* WHAT THIS EXERCISE ASKS
(1) Copy the stretch of the styled-components passage below from "At this point, we" through "talking about earlier?".
(2) Using the styled-components passage below, decide whether each statement agrees with it. Answer yes or no and quote the deciding words: (a) the theme object reaches the H2 component via props; (b) the theme file snippet comes from the Flexera theme file; (c) the theme file sets Source Sans Pro as the primary font.

The snippet below shows how we might declare a branded 'H2' component using 'styled-components'. Note how all of the values are extracted from the 'theme' object, which is passed via props.
import styled from 'styled-components'; const H2 = styled.h2` ${({ theme }) => ` font-family: ${theme.fontFamily.primary}; font-size: ${theme.fontSize.xlg}; fontWeight: ${theme.fontWeight.bold}; lineHeight: ${theme.lineHeight.md}; letterSpacing: ${theme.letterSpacing.md}; margin-bottom: ${theme.space.xlg}; color: ${theme.color.grey[6]}; `} `; render( <H2>A Visually Consistent H2</H2> );
The 'theme' object is ultimately just a large collection of keys and values, arranged in an idiomatic way, a snippet from the Flexera theme file:
const BaseTheme = { space: { xxs: '0.2rem', xs: '0.3rem', sm: '0.5rem', md: '0.75rem', lg: '1rem', xlg: '2rem', xxlg: '3rem', }, fonts: { primary: 'Nunito, helvetica, arial, sans-serif', secondary: 'Source Sans Pro, helvetica, arial, sans-serif', }, fontSizes: { xxs: '0.75rem', xs: '0.875rem', sm: '0.9375rem', md: '1.125rem', lg: '1.375rem', xlg: '1.875rem', xxlg: '2.5rem', }, fontWeights: { regular: 400, semiBold: 600, bold: 700, }, radii: { sm: '0.1rem', md: '0.35rem', lg: '0.5rem', xlg: '1.5rem', }, borders: { sm: '1px solid', md: '2px solid', lg: '4px solid', }, colors: { primary: '#00549F', secondary: '#DDDDDD', tertiary: '#00A1DE', destructive: '#C32525', grey: [ '#F8F8F8', '#F1F1F1', '#DDDDDD', '#C1C1C1', '#9B9B9B', ], ... }, ... };
Defining a single theme this way enables future style adjustments to be low-risk and to be propagated through all components that need them.
At this point, we have successfully created an updatable, brand-consistent typography component - but what if our developer needs to adjust the margin like we were talking about earlier?
... letterSpacing: ${theme.letterSpacing.md}; margin-bottom: ${theme.space.xlg}; color: ${theme.color.grey[6]}; ...

* DATASET CONTENT
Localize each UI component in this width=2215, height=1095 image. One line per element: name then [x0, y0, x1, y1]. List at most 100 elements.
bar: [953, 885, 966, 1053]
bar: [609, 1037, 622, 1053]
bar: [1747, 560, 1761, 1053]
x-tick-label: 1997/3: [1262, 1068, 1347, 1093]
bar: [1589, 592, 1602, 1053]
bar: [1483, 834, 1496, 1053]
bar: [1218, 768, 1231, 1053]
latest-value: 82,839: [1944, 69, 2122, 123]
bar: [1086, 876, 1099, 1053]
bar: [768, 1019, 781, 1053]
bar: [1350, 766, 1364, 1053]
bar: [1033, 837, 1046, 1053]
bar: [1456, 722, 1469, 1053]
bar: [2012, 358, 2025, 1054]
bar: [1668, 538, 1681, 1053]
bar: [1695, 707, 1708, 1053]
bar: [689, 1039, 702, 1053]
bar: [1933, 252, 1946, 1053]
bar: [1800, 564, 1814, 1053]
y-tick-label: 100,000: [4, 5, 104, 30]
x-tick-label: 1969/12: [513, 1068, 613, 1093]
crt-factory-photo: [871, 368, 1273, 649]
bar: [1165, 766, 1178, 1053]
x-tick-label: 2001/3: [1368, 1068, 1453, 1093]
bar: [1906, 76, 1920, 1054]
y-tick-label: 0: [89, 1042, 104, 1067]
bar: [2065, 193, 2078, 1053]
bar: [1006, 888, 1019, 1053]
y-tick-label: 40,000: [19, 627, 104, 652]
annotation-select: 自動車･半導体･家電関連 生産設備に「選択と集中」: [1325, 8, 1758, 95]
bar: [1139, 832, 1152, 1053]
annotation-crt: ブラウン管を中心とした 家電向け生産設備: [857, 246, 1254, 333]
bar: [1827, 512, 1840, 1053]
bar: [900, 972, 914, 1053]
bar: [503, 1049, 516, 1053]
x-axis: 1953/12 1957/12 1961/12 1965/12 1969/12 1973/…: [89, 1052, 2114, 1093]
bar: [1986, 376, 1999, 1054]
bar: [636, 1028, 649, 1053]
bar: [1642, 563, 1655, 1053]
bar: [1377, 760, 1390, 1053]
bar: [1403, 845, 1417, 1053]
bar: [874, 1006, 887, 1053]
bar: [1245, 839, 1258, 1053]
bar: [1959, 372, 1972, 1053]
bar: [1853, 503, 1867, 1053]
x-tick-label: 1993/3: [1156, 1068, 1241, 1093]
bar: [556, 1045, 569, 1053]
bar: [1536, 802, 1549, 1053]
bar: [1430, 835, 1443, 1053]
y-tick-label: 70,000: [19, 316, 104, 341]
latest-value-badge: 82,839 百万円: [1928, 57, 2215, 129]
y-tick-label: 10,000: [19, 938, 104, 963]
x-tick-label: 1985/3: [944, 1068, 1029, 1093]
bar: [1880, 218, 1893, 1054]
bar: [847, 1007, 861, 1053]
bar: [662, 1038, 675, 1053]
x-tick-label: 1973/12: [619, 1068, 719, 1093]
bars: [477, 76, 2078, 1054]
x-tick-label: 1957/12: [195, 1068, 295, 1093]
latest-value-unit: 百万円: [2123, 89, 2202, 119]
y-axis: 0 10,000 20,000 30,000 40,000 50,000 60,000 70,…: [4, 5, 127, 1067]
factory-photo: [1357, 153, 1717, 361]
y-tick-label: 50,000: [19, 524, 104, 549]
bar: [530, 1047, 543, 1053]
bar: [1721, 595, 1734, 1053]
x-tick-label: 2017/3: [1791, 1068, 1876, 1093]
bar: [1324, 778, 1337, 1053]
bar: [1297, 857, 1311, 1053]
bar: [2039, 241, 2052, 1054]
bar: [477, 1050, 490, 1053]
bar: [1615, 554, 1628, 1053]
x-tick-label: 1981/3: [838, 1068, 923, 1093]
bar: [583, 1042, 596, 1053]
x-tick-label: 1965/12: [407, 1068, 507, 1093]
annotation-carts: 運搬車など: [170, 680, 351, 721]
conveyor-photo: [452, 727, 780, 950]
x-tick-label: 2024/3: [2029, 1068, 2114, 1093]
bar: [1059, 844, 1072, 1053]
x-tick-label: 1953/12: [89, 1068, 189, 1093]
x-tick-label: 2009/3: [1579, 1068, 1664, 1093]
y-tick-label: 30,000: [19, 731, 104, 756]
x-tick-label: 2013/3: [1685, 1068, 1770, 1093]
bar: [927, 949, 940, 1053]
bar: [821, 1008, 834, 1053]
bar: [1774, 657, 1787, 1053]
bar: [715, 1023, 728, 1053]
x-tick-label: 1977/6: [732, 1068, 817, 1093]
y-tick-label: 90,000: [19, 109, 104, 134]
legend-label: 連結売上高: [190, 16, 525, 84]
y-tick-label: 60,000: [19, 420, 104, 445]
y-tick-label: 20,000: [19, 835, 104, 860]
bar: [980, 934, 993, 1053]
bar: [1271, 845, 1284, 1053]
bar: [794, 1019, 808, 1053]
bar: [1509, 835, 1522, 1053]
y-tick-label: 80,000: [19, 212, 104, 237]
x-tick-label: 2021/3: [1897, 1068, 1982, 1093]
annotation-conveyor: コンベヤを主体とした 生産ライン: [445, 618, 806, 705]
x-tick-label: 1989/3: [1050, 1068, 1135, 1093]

* ANSWERS FOR THIS EXERCISE
(1)
At this point, we have successfully created an updatable, brand-consistent typography component - but what if our developer needs to adjust the margin like we were talking about earlier?

(2)
(a) Yes: "which is passed via props."
(b) Yes: "a snippet from the Flexera theme file"
(c) No: "primary: 'Nunito, helvetica, arial, sans-serif'"